** start **

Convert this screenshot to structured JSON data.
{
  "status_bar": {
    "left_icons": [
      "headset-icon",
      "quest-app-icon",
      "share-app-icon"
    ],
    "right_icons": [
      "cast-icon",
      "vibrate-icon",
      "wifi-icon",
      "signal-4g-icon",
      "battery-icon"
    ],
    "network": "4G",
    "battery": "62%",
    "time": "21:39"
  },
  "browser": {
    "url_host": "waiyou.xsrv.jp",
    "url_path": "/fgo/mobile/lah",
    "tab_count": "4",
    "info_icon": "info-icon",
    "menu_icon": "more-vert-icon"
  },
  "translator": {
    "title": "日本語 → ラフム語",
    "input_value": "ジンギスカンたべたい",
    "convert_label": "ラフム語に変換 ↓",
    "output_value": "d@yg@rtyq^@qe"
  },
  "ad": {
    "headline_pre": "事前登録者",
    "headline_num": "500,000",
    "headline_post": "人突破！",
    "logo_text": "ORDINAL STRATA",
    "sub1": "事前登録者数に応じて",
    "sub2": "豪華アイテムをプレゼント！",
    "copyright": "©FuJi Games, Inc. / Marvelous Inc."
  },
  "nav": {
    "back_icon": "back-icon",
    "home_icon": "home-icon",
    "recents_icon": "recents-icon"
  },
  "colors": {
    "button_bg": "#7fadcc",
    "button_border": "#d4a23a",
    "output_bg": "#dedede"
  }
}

** end **

## WORK TO BE COMPLETED
Write out the full listing exactly as given.

## EXPECTED ANSWER
Convert this screenshot to structured JSON data.
{
  "status_bar": {
    "left_icons": [
      "headset-icon",
      "quest-app-icon",
      "share-app-icon"
    ],
    "right_icons": [
      "cast-icon",
      "vibrate-icon",
      "wifi-icon",
      "signal-4g-icon",
      "battery-icon"
    ],
    "network": "4G",
    "battery": "62%",
    "time": "21:39"
  },
  "browser": {
    "url_host": "waiyou.xsrv.jp",
    "url_path": "/fgo/mobile/lah",
    "tab_count": "4",
    "info_icon": "info-icon",
    "menu_icon": "more-vert-icon"
  },
  "translator": {
    "title": "日本語 → ラフム語",
    "input_value": "ジンギスカンたべたい",
    "convert_label": "ラフム語に変換 ↓",
    "output_value": "d@yg@rtyq^@qe"
  },
  "ad": {
    "headline_pre": "事前登録者",
    "headline_num": "500,000",
    "headline_post": "人突破！",
    "logo_text": "ORDINAL STRATA",
    "sub1": "事前登録者数に応じて",
    "sub2": "豪華アイテムをプレゼント！",
    "copyright": "©FuJi Games, Inc. / Marvelous Inc."
  },
  "nav": {
    "back_icon": "back-icon",
    "home_icon": "home-icon",
    "recents_icon": "recents-icon"
  },
  "colors": {
    "button_bg": "#7fadcc",
    "button_border": "#d4a23a",
    "output_bg": "#dedede"
  }
}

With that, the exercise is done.